_WHAT THE TASK REQUIRES_
Select and reproduce each line of the listing below that bears the string "волны".

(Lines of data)
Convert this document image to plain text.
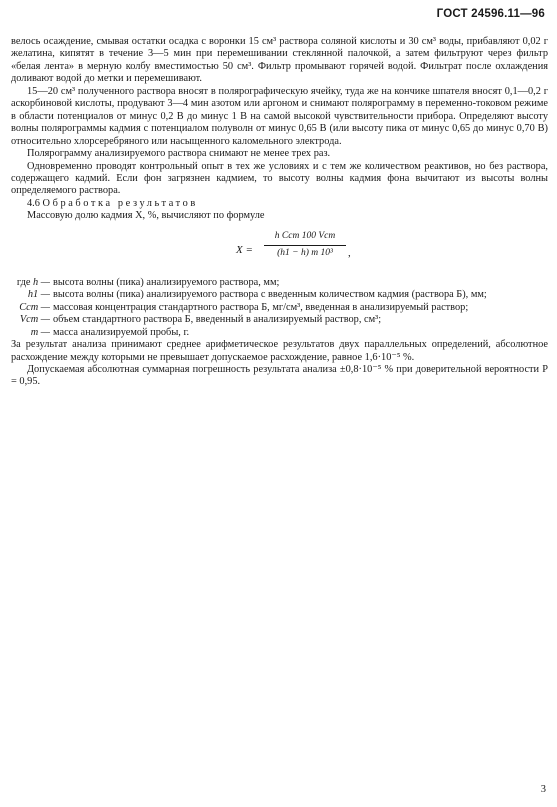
ГОСТ 24596.11—96

велось осаждение, смывая остатки осадка с воронки 15 см³ раствора соляной кислоты и 30 см³ воды, прибавляют 0,02 г желатина, кипятят в течение 3—5 мин при перемешивании стеклянной палочкой, а затем фильтруют через фильтр «белая лента» в мерную колбу вместимостью 50 см³. Фильтр промывают горячей водой. Фильтрат после охлаждения доливают водой до метки и перемешивают.

15—20 см³ полученного раствора вносят в полярографическую ячейку, туда же на кончике шпателя вносят 0,1—0,2 г аскорбиновой кислоты, продувают 3—4 мин азотом или аргоном и снимают полярограмму в переменно-токовом режиме в области потенциалов от минус 0,2 В до минус 1 В на самой высокой чувствительности прибора. Определяют высоту волны полярограммы кадмия с потенциалом полуволн от минус 0,65 В (или высоту пика от минус 0,65 до минус 0,70 В) относительно хлорсеребряного или насыщенного каломельного электрода.

Полярограмму анализируемого раствора снимают не менее трех раз.

Одновременно проводят контрольный опыт в тех же условиях и с тем же количеством реактивов, но без раствора, содержащего кадмий. Если фон загрязнен кадмием, то высоту волны кадмия фона вычитают из высоты волны определяемого раствора.

4.6 Обработка результатов

Массовую долю кадмия X, %, вычисляют по формуле

X =
h Cст 100 Vст
(h1 − h) m 10³	,
где h — высота волны (пика) анализируемого раствора, мм;
h1 — высота волны (пика) анализируемого раствора с введенным количеством кадмия (раствора Б), мм;
Cст — массовая концентрация стандартного раствора Б, мг/см³, введенная в анализируемый раствор;
Vст — объем стандартного раствора Б, введенный в анализируемый раствор, см³;
m — масса анализируемой пробы, г.

За результат анализа принимают среднее арифметическое результатов двух параллельных определений, абсолютное расхождение между которыми не превышает допускаемое расхождение, равное 1,6·10⁻⁵ %.

Допускаемая абсолютная суммарная погрешность результата анализа ±0,8·10⁻⁵ % при доверительной вероятности P = 0,95.

3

_PROBLEM SOLUTION_
15—20 см³ полученного раствора вносят в полярографическую ячейку, туда же на кончике шпателя вносят 0,1—0,2 г аскорбиновой кислоты, продувают 3—4 мин азотом или аргоном и снимают полярограмму в переменно-токовом режиме в области потенциалов от минус 0,2 В до минус 1 В на самой высокой чувствительности прибора. Определяют высоту волны полярограммы кадмия с потенциалом полуволн от минус 0,65 В (или высоту пика от минус 0,65 до минус 0,70 В) относительно хлорсеребряного или насыщенного каломельного электрода.
Одновременно проводят контрольный опыт в тех же условиях и с тем же количеством реактивов, но без раствора, содержащего кадмий. Если фон загрязнен кадмием, то высоту волны кадмия фона вычитают из высоты волны определяемого раствора.
где h — высота волны (пика) анализируемого раствора, мм;
h1 — высота волны (пика) анализируемого раствора с введенным количеством кадмия (раствора Б), мм;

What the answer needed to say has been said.